>> begin RECORDS PROVIDED

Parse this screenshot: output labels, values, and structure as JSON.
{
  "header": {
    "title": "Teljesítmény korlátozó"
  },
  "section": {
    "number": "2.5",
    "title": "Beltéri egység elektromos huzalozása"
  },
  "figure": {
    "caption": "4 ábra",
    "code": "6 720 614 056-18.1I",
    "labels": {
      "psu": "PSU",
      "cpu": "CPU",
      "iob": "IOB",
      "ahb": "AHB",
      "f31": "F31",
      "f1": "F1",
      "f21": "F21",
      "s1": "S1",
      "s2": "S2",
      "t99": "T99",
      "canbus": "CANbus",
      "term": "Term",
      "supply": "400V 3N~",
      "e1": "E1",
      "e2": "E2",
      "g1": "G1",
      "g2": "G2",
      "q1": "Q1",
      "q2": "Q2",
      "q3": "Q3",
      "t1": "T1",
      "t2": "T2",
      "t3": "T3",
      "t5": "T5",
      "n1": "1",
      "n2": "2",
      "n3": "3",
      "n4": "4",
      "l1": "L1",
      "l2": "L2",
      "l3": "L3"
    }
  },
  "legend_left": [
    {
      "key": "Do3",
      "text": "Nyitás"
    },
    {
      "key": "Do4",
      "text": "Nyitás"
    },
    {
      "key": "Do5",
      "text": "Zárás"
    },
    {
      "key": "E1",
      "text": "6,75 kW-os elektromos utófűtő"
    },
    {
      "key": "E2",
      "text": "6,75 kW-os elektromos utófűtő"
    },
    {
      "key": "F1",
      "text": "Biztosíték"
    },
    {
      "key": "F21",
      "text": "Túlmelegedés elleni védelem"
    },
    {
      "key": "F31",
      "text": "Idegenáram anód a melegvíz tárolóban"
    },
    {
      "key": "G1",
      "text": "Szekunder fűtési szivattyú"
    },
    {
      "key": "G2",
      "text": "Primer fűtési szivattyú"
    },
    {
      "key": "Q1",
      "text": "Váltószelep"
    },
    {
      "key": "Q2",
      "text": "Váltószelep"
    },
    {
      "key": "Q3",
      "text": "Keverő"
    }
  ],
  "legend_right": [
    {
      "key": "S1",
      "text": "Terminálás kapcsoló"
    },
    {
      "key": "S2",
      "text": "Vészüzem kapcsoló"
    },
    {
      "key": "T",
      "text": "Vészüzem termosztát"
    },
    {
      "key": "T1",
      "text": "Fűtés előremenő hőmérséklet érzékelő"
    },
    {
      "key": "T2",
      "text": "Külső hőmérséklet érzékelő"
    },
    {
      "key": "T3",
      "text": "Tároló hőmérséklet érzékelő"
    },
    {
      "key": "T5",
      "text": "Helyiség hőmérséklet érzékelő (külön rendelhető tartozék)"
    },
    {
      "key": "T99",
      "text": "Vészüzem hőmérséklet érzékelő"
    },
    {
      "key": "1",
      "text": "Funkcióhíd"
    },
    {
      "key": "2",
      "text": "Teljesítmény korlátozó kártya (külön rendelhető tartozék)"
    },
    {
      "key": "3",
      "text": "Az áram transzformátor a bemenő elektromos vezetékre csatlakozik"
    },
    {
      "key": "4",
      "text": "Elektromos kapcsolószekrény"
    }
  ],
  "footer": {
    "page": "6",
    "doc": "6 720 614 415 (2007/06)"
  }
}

>> end RECORDS PROVIDED

Copy out every line of the data that includes "érzékelő".

TASK SOLUTION:
      "text": "Fűtés előremenő hőmérséklet érzékelő"
      "text": "Külső hőmérséklet érzékelő"
      "text": "Tároló hőmérséklet érzékelő"
      "text": "Helyiség hőmérséklet érzékelő (külön rendelhető tartozék)"
      "text": "Vészüzem hőmérséklet érzékelő"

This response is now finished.